## TO DO:
From the entries below, copy every line holding the word "interests".

(Stored entries)
****************************************

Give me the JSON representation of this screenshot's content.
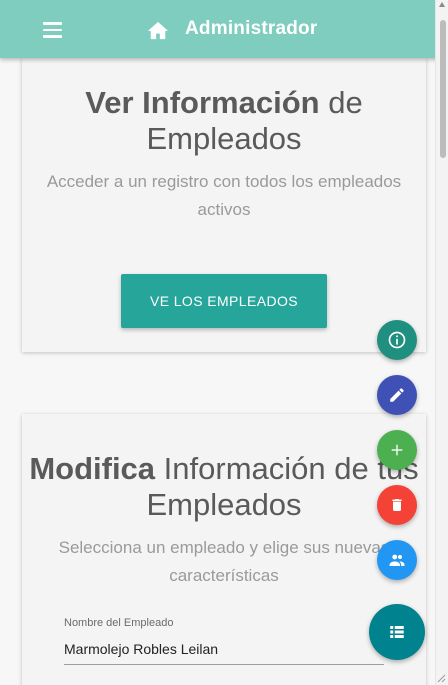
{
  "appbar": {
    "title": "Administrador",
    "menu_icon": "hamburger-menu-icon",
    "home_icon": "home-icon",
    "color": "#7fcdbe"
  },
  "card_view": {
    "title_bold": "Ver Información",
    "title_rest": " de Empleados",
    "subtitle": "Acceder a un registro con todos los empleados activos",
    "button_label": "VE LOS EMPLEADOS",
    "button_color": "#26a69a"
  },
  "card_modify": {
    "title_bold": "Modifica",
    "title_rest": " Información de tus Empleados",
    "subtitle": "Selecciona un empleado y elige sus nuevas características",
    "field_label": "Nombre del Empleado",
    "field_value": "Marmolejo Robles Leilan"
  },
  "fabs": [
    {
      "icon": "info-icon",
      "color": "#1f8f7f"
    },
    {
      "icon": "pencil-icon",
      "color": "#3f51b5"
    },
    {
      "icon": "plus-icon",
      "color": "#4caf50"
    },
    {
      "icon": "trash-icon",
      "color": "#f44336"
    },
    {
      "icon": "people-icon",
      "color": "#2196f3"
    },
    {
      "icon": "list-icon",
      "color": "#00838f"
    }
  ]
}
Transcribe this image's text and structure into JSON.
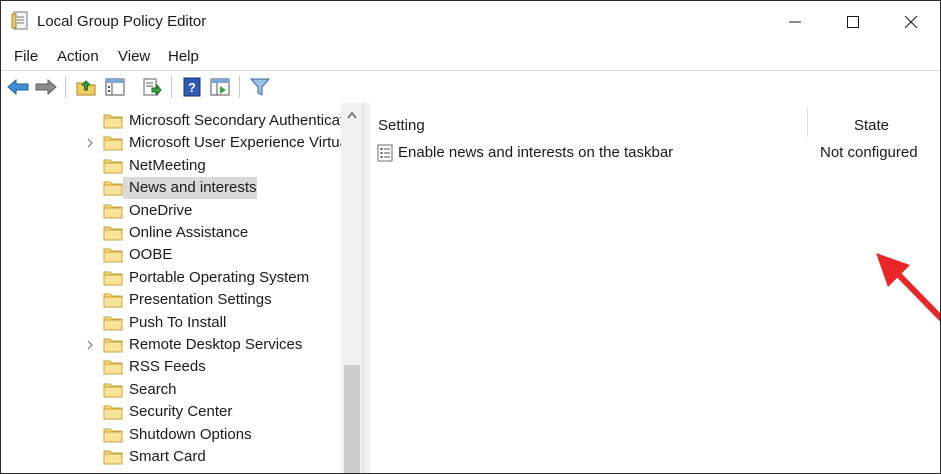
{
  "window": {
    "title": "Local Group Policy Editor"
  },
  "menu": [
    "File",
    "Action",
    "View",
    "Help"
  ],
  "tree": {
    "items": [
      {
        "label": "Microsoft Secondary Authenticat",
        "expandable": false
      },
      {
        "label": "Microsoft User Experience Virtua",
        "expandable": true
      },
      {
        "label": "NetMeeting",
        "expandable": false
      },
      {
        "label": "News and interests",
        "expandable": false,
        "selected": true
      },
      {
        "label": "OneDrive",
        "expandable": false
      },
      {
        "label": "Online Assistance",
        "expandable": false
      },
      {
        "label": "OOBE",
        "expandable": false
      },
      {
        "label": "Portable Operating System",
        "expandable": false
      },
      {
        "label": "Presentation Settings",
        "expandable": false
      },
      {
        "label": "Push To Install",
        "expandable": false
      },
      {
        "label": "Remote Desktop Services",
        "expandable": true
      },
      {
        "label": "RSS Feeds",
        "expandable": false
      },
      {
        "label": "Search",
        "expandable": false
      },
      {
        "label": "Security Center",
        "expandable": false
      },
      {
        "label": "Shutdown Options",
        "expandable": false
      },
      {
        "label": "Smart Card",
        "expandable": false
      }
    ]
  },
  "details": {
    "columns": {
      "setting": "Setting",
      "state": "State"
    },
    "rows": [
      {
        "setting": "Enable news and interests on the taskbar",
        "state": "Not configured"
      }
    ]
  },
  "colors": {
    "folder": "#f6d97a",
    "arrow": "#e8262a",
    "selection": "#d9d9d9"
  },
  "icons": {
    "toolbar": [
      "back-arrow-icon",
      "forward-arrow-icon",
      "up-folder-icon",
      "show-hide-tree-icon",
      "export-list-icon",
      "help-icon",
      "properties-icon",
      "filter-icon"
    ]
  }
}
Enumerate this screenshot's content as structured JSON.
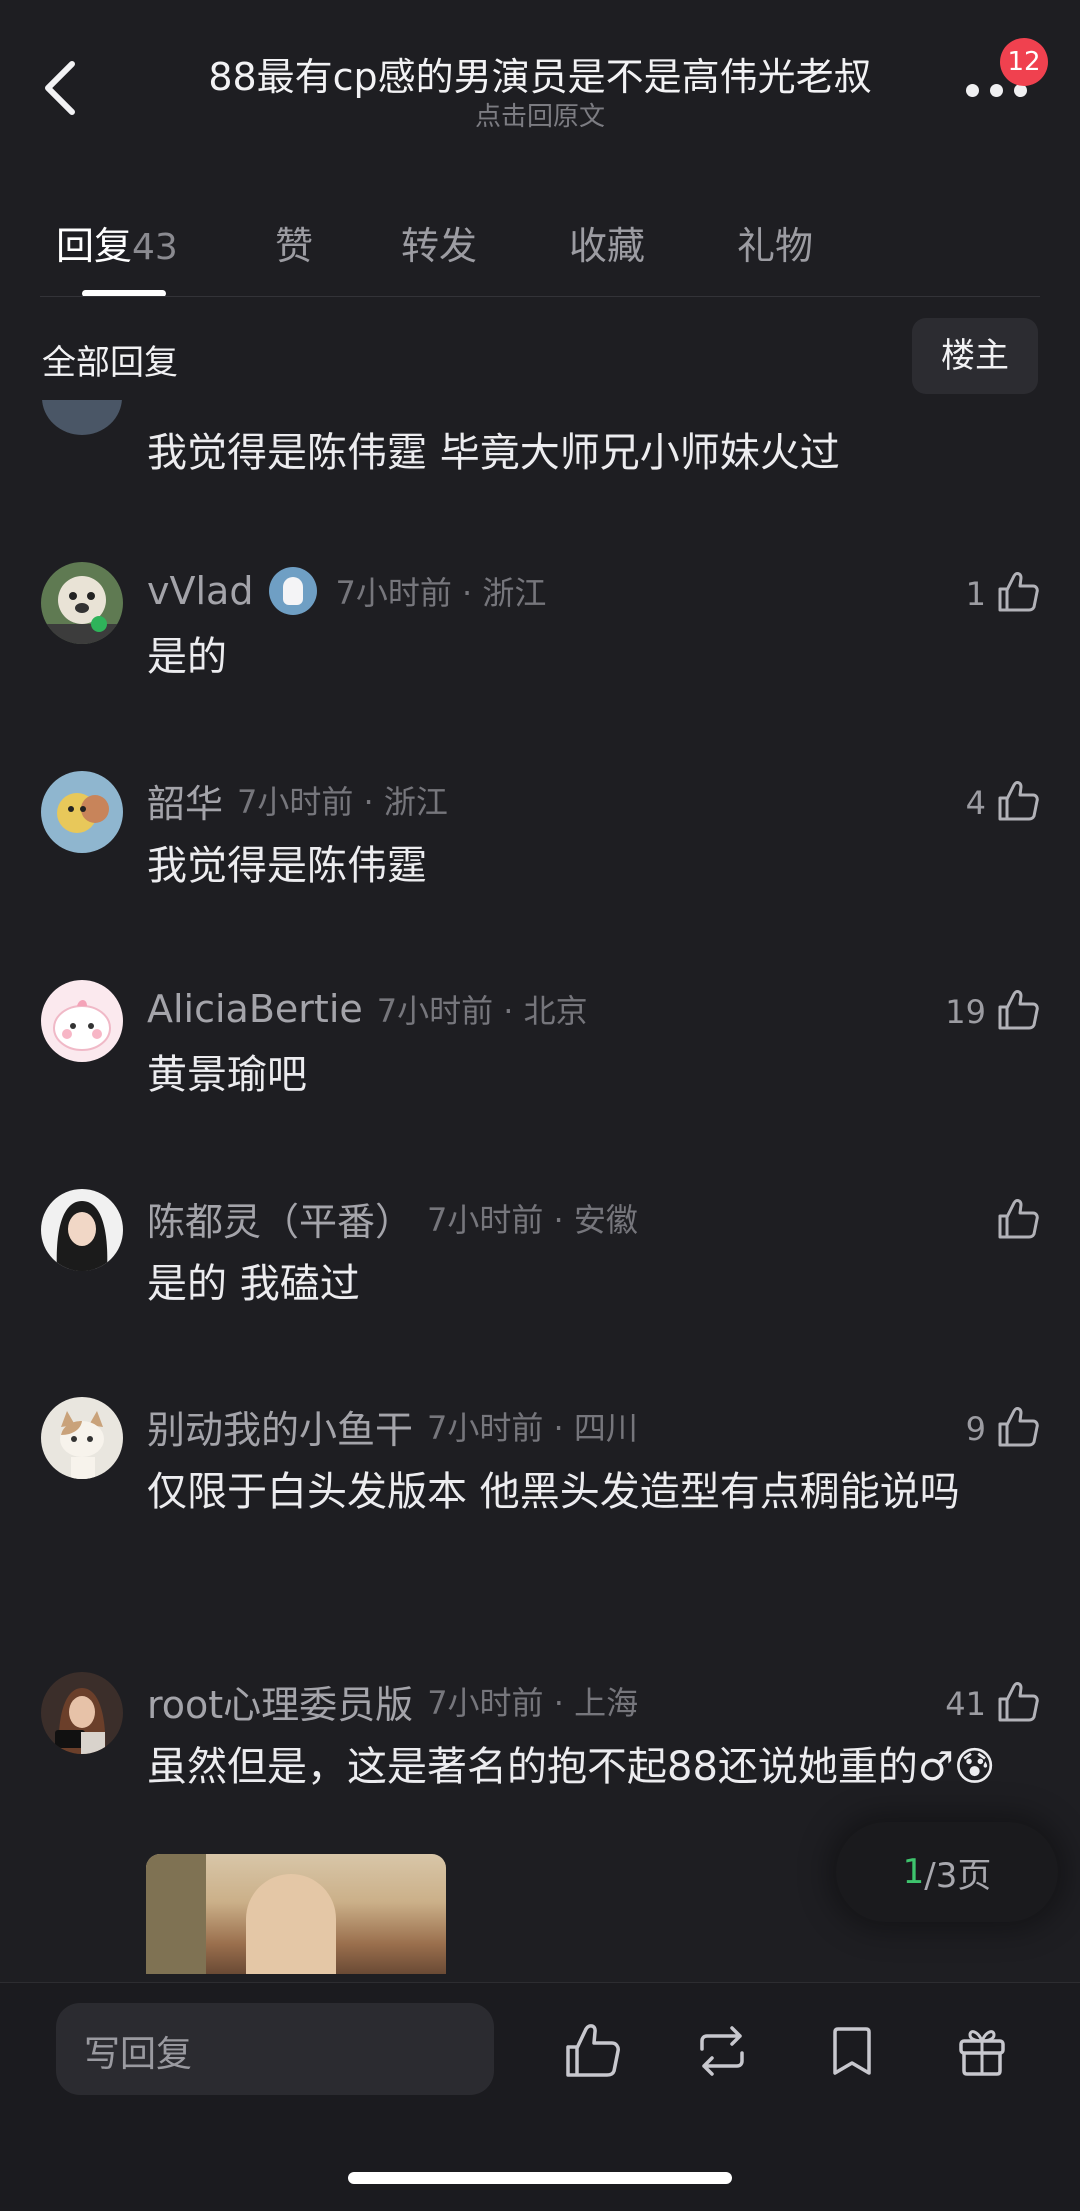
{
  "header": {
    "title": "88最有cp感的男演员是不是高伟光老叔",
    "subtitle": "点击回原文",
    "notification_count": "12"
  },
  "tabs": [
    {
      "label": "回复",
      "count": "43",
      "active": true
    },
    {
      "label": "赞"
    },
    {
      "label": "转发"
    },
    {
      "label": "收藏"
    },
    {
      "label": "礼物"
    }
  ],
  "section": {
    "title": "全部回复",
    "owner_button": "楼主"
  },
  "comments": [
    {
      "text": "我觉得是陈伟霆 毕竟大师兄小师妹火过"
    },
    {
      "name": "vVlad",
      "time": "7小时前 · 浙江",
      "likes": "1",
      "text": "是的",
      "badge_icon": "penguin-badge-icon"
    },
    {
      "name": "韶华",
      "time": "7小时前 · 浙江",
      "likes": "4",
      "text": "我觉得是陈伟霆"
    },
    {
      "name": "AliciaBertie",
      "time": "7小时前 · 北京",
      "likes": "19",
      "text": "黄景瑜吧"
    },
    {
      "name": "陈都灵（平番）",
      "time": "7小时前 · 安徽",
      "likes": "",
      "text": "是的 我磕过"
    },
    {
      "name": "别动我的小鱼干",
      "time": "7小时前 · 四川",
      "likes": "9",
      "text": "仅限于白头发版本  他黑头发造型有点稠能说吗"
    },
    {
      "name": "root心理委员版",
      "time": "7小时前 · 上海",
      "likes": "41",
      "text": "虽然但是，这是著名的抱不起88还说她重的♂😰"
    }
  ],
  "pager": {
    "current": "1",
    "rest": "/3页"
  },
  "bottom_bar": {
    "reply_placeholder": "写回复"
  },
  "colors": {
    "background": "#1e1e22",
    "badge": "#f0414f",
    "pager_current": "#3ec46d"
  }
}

****************************************

## FINISHED EXERCISE:
        "label": "News and interests",
        "setting": "Enable news and interests on the taskbar",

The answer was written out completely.